Copy every line that holds "professione".

Start Record list

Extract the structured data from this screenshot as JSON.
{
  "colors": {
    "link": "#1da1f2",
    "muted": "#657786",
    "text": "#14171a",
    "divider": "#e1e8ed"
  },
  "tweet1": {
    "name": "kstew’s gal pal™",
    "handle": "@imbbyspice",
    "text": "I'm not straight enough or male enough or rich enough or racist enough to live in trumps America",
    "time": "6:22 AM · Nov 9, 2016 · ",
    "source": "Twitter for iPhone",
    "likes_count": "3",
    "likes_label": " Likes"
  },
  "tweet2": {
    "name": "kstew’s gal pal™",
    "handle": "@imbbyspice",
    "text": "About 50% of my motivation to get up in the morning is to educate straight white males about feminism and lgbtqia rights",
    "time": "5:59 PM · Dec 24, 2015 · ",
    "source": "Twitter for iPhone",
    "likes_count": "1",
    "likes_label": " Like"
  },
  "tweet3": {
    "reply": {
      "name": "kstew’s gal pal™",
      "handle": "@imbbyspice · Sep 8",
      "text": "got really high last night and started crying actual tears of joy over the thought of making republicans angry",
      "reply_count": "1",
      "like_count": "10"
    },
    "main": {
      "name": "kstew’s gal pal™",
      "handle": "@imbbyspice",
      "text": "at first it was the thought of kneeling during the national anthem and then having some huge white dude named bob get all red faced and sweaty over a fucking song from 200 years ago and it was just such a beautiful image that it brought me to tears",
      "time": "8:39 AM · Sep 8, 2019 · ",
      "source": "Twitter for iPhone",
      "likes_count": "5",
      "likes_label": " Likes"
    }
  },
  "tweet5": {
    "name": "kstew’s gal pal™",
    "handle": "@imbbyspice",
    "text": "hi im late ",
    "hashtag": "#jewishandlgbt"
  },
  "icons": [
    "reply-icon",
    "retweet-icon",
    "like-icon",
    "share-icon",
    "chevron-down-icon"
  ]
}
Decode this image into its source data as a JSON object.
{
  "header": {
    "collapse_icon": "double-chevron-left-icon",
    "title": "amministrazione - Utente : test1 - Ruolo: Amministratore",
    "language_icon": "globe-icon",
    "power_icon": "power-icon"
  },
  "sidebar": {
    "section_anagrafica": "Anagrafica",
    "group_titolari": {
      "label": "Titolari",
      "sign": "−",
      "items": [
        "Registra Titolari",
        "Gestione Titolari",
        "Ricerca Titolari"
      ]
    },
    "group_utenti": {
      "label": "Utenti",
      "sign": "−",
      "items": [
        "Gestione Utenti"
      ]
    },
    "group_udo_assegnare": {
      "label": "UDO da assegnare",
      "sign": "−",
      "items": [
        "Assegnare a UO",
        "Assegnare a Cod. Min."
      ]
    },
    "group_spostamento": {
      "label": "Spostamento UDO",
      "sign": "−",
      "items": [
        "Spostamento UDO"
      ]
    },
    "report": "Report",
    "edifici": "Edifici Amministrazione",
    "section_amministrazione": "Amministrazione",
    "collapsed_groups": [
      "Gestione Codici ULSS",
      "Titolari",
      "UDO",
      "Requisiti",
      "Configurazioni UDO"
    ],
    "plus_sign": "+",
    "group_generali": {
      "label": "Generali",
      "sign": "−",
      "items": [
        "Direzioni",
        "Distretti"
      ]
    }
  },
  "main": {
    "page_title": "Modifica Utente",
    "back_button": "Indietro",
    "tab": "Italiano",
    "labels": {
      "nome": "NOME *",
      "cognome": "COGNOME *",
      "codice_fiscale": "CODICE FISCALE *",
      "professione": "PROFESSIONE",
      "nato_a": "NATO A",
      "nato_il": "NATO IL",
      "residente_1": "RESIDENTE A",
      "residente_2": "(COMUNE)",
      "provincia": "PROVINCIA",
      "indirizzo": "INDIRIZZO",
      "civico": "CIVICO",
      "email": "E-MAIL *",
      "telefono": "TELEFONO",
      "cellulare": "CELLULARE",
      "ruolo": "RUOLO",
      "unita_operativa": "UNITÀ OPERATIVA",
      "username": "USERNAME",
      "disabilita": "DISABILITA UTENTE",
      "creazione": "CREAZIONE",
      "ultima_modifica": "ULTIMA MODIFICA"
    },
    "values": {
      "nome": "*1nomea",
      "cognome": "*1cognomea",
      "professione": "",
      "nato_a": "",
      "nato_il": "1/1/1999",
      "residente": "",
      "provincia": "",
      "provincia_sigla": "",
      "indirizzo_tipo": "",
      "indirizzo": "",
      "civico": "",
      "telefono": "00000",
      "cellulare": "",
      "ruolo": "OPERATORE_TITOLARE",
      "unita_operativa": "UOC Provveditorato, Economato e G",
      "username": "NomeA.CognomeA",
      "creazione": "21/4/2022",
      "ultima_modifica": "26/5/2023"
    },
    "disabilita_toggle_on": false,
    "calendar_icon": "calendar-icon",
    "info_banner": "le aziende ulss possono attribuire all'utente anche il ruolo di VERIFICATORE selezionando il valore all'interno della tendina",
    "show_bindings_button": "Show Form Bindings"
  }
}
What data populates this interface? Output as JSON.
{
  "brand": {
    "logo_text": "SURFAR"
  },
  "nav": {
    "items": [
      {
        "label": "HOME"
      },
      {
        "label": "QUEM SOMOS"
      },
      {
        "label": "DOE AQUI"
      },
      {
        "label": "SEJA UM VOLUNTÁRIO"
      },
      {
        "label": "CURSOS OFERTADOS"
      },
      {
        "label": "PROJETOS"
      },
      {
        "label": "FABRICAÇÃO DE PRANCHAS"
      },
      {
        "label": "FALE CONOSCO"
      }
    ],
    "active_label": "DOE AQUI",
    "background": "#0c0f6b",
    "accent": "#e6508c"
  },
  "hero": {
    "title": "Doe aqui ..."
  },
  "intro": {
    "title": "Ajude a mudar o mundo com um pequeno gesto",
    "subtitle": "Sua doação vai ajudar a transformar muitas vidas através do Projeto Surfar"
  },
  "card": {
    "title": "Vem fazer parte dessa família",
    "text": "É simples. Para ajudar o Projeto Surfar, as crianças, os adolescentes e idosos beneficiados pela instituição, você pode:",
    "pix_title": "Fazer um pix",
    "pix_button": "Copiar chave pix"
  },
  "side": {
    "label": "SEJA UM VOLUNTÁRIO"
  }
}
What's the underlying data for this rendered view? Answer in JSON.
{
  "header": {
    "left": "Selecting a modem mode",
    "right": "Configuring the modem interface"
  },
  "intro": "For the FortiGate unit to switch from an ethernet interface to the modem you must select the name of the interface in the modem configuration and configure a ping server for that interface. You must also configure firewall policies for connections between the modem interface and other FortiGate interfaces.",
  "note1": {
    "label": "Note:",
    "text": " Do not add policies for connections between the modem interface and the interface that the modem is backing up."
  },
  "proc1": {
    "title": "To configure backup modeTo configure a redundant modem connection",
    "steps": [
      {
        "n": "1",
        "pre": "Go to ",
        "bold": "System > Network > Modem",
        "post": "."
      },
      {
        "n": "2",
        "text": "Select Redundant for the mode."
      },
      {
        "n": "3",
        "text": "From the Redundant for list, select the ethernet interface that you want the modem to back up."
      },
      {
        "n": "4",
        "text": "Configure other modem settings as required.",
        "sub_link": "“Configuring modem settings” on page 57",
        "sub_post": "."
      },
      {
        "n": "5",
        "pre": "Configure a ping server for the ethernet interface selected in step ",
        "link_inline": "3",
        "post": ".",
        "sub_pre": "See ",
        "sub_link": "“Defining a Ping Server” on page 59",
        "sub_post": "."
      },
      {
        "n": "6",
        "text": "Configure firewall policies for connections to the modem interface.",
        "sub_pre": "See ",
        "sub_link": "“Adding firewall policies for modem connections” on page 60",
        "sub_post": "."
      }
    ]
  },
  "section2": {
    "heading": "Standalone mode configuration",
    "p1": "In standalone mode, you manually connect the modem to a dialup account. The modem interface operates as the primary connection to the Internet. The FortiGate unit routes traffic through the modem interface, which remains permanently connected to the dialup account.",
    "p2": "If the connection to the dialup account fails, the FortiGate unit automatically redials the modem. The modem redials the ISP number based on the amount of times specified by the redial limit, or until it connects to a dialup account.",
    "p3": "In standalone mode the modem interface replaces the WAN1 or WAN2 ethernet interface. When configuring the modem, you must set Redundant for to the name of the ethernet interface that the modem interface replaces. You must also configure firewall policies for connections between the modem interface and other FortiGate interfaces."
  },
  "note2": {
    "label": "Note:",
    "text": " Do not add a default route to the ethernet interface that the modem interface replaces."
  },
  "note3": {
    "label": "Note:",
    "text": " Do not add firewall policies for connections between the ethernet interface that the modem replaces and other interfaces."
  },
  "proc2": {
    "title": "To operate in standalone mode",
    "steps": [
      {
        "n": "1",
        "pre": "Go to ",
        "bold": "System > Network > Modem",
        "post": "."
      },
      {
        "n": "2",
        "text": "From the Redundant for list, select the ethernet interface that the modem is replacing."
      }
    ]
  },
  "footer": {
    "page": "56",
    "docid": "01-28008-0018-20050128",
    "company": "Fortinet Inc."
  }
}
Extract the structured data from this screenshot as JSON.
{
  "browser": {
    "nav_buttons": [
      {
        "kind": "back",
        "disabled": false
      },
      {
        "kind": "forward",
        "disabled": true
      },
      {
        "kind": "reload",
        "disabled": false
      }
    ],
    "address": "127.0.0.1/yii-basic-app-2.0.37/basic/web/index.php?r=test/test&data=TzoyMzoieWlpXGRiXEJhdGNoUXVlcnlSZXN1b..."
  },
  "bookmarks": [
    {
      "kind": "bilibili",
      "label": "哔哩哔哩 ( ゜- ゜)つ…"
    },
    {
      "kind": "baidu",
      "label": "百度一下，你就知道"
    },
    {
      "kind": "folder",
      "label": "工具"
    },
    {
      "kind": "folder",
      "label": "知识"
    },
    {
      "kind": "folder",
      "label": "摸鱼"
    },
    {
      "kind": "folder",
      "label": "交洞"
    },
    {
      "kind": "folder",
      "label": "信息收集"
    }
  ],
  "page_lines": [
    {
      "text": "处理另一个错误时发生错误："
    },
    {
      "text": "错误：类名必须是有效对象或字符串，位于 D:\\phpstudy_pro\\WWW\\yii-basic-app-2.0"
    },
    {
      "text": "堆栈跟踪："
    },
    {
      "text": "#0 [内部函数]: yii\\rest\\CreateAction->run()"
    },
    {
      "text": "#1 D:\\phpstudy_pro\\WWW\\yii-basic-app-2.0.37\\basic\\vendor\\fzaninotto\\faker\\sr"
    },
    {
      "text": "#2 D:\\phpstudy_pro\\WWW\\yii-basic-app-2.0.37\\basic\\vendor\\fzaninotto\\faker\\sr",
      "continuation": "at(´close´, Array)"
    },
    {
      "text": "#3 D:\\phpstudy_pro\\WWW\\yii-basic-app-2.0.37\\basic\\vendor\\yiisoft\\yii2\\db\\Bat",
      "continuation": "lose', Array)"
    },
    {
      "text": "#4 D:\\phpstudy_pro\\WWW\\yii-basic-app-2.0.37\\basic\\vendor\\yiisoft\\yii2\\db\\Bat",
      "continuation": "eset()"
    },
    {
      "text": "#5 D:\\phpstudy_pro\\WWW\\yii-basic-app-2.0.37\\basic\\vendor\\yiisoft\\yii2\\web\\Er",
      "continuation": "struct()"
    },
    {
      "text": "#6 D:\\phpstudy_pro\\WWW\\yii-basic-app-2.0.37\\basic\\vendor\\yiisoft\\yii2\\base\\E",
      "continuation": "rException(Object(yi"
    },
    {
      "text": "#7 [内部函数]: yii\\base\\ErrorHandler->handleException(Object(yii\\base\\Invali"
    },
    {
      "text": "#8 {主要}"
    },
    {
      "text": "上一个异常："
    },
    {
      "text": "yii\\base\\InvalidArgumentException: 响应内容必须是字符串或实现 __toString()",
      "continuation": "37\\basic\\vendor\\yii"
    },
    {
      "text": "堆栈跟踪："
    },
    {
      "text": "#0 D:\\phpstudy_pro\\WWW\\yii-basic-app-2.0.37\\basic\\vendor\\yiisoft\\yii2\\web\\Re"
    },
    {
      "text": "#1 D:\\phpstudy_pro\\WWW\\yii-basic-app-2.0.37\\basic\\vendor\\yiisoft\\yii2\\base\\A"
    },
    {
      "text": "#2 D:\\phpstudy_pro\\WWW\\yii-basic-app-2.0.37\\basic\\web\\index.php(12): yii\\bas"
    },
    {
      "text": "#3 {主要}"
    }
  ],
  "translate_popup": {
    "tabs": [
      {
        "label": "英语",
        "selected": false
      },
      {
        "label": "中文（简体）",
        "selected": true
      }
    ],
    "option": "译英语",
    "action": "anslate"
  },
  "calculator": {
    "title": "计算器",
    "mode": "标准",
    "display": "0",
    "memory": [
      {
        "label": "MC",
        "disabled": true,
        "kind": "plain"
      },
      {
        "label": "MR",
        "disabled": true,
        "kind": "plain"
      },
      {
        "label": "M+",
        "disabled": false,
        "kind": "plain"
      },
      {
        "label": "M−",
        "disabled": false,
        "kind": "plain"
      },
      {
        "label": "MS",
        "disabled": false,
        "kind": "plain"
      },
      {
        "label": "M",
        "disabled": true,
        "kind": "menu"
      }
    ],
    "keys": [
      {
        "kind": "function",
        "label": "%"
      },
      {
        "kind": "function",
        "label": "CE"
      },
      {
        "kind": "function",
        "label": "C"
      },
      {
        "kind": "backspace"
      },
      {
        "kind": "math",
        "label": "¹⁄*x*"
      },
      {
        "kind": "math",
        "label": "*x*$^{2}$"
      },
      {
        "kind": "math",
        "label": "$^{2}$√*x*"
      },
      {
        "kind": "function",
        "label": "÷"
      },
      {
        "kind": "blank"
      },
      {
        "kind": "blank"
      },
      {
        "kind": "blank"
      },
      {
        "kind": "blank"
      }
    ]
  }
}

End Record list

[The solution]:
      "professione": "PROFESSIONE",
      "professione": "",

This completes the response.